---- RECORD EXTRACTS

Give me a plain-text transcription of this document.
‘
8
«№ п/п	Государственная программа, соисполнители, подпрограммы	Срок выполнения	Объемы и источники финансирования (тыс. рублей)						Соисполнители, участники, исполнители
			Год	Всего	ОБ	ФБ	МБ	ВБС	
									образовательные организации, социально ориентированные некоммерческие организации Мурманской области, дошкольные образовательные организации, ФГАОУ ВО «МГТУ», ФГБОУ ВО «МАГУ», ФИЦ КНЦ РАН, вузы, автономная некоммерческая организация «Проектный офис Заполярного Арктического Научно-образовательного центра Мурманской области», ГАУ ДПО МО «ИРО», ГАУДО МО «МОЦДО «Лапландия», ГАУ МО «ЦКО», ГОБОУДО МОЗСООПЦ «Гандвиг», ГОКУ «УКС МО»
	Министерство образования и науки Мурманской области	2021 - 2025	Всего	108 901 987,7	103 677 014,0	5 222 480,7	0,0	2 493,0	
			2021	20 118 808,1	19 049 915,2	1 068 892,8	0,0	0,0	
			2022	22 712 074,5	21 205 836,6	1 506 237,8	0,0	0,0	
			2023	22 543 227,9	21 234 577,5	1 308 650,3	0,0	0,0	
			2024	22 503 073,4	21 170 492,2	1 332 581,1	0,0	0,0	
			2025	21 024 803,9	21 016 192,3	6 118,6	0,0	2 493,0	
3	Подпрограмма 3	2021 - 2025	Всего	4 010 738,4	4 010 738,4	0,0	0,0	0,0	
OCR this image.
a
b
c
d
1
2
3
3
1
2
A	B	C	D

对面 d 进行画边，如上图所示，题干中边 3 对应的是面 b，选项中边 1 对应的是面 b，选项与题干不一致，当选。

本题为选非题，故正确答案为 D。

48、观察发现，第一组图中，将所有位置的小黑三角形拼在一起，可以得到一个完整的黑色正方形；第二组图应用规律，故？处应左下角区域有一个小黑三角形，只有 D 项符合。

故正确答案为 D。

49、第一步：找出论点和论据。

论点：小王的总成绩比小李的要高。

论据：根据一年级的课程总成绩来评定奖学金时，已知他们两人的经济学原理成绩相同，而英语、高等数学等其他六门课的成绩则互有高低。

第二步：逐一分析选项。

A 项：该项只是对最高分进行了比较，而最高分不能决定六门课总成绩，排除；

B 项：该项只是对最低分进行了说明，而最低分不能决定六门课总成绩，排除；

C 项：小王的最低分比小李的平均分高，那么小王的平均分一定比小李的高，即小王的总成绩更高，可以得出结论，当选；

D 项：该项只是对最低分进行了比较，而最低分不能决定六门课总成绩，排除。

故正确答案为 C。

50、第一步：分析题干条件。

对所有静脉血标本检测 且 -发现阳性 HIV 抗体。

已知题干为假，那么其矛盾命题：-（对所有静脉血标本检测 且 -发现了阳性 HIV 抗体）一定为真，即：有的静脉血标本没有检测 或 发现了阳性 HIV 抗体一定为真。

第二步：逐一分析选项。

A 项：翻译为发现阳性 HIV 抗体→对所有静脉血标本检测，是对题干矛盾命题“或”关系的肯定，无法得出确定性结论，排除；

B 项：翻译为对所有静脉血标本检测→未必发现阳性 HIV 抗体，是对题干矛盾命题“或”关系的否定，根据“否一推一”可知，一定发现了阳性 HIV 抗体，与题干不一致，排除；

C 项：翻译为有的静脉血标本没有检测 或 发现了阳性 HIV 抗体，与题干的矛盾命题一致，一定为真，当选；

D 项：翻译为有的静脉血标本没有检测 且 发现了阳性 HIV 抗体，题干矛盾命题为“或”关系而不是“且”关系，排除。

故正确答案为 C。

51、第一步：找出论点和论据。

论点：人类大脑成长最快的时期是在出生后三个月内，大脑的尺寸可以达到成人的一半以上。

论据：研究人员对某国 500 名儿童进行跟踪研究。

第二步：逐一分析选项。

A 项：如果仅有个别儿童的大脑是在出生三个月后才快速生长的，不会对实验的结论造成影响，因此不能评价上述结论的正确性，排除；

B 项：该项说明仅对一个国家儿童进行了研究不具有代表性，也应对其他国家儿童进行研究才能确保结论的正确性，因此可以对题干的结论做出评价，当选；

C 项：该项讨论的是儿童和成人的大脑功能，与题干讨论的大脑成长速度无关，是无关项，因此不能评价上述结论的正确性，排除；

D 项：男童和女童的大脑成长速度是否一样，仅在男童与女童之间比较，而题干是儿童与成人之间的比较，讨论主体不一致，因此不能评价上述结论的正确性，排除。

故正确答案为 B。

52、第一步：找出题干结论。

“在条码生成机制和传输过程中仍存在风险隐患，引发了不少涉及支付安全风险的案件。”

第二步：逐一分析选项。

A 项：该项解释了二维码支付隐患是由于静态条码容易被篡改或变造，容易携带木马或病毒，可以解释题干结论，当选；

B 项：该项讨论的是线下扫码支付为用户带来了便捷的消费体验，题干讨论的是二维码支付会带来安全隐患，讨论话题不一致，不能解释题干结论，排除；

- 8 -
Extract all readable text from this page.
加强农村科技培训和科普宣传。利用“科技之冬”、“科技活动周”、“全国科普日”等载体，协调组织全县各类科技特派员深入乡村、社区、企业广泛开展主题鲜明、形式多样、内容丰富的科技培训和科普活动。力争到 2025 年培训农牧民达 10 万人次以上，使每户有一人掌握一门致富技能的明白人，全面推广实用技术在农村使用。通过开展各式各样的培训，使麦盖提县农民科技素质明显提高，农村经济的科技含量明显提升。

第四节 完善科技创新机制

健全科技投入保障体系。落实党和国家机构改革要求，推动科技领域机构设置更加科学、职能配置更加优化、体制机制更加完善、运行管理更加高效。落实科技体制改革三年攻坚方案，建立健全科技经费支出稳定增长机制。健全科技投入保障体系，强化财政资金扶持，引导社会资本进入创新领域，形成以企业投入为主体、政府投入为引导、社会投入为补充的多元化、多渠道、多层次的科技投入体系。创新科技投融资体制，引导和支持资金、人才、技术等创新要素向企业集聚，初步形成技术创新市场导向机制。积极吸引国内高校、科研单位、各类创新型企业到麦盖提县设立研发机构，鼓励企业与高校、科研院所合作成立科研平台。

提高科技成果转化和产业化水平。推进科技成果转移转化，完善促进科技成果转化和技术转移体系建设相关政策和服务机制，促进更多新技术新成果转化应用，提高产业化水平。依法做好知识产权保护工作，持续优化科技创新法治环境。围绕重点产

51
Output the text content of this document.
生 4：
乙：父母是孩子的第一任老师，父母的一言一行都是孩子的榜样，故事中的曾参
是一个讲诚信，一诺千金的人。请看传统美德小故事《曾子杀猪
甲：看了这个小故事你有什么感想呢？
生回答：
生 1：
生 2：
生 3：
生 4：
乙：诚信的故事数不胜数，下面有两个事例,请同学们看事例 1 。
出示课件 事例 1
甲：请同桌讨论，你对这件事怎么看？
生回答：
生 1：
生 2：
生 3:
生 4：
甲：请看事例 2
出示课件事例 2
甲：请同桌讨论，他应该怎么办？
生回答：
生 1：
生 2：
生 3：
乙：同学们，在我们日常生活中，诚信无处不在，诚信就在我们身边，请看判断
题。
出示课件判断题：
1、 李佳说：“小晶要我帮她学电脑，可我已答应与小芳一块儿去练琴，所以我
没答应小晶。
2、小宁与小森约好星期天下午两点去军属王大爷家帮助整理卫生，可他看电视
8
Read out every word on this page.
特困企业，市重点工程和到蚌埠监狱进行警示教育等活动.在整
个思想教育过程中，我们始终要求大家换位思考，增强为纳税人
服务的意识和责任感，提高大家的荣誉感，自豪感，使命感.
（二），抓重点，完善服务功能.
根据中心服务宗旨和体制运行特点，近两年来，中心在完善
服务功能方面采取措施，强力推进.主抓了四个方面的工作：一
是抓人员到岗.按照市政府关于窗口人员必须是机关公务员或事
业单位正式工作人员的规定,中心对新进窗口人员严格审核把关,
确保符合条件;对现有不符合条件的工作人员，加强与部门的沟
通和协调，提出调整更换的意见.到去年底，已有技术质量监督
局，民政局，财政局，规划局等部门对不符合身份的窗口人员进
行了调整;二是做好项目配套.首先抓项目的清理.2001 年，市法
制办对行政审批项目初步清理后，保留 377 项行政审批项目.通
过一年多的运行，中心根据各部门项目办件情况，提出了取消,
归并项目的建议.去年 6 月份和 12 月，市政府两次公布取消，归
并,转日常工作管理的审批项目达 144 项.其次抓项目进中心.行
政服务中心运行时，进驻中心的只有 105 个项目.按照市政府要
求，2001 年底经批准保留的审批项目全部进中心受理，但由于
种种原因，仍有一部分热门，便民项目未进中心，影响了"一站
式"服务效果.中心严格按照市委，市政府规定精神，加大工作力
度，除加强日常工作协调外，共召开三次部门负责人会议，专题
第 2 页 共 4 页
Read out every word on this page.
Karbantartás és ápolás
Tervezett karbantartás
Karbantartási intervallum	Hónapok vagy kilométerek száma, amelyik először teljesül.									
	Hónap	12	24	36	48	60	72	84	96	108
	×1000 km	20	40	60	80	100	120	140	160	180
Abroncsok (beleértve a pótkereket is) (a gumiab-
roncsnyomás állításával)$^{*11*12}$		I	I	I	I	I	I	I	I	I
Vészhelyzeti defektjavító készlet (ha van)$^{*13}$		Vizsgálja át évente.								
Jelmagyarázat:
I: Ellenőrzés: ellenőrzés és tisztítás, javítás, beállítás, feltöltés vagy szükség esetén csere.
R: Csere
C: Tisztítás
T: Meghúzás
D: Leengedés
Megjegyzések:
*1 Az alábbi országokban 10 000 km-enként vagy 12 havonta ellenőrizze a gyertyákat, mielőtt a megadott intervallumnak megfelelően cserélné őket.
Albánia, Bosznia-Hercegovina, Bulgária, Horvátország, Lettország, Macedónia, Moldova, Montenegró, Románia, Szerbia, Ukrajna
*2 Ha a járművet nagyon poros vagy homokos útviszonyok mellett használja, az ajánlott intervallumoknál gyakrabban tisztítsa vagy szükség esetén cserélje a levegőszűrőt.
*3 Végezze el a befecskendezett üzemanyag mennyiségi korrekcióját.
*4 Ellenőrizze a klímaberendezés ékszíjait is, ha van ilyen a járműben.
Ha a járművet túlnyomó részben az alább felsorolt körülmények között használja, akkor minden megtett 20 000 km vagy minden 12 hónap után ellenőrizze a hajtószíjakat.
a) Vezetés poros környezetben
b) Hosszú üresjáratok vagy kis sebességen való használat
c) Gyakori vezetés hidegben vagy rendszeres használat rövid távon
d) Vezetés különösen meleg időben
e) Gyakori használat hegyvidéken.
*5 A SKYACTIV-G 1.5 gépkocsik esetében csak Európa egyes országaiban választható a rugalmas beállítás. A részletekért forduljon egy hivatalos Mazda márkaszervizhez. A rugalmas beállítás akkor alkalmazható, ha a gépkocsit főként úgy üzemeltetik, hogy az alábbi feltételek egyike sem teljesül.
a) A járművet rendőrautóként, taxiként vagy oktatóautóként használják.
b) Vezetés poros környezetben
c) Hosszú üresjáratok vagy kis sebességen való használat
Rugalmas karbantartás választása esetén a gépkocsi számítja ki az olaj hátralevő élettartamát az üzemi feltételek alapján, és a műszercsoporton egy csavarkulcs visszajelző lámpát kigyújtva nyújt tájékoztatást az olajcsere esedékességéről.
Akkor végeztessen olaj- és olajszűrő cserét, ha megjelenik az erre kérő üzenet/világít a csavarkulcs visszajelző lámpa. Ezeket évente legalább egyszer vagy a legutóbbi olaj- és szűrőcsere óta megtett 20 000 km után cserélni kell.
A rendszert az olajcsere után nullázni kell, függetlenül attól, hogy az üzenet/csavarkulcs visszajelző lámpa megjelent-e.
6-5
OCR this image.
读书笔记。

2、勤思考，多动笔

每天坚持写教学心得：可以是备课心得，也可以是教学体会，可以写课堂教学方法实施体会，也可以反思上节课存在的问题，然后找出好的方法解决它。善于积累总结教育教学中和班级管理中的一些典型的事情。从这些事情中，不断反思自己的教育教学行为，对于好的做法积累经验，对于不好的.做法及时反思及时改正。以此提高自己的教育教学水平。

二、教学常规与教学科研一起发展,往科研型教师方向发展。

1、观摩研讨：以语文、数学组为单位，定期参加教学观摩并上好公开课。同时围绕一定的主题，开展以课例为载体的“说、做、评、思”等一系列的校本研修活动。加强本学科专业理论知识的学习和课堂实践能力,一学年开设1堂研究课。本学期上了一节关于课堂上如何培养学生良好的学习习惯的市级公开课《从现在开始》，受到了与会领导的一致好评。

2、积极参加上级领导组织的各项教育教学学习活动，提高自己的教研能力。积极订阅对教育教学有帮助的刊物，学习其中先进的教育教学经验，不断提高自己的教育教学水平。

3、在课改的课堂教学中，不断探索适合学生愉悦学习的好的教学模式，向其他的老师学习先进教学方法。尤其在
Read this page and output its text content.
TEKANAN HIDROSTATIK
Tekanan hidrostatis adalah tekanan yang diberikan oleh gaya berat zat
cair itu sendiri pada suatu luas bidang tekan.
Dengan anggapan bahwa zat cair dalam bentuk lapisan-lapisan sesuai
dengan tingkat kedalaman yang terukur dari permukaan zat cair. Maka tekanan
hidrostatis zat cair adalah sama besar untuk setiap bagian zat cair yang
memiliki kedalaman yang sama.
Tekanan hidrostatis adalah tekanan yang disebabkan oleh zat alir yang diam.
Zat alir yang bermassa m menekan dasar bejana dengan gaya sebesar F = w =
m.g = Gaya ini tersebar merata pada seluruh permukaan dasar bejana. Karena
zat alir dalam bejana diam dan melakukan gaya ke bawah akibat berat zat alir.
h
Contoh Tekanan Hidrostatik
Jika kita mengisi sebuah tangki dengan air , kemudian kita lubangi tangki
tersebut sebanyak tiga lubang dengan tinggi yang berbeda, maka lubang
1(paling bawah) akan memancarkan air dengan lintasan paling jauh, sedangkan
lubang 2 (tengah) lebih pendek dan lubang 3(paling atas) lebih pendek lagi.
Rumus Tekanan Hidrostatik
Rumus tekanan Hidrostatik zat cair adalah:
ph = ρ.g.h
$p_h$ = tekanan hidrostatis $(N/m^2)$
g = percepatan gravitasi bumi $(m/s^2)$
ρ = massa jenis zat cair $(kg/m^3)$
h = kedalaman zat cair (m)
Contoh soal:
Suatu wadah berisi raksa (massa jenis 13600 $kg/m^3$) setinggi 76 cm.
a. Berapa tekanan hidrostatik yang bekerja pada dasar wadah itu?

--------

# DIRECTIVE
Only lines holding the string "hidrostatis" are wanted; gather each one from the entries above.

# EXPECTED ANSWER
Tekanan hidrostatis adalah tekanan yang diberikan oleh gaya berat zat
hidrostatis zat cair adalah sama besar untuk setiap bagian zat cair yang
Tekanan hidrostatis adalah tekanan yang disebabkan oleh zat alir yang diam.
$p_h$ = tekanan hidrostatis $(N/m^2)$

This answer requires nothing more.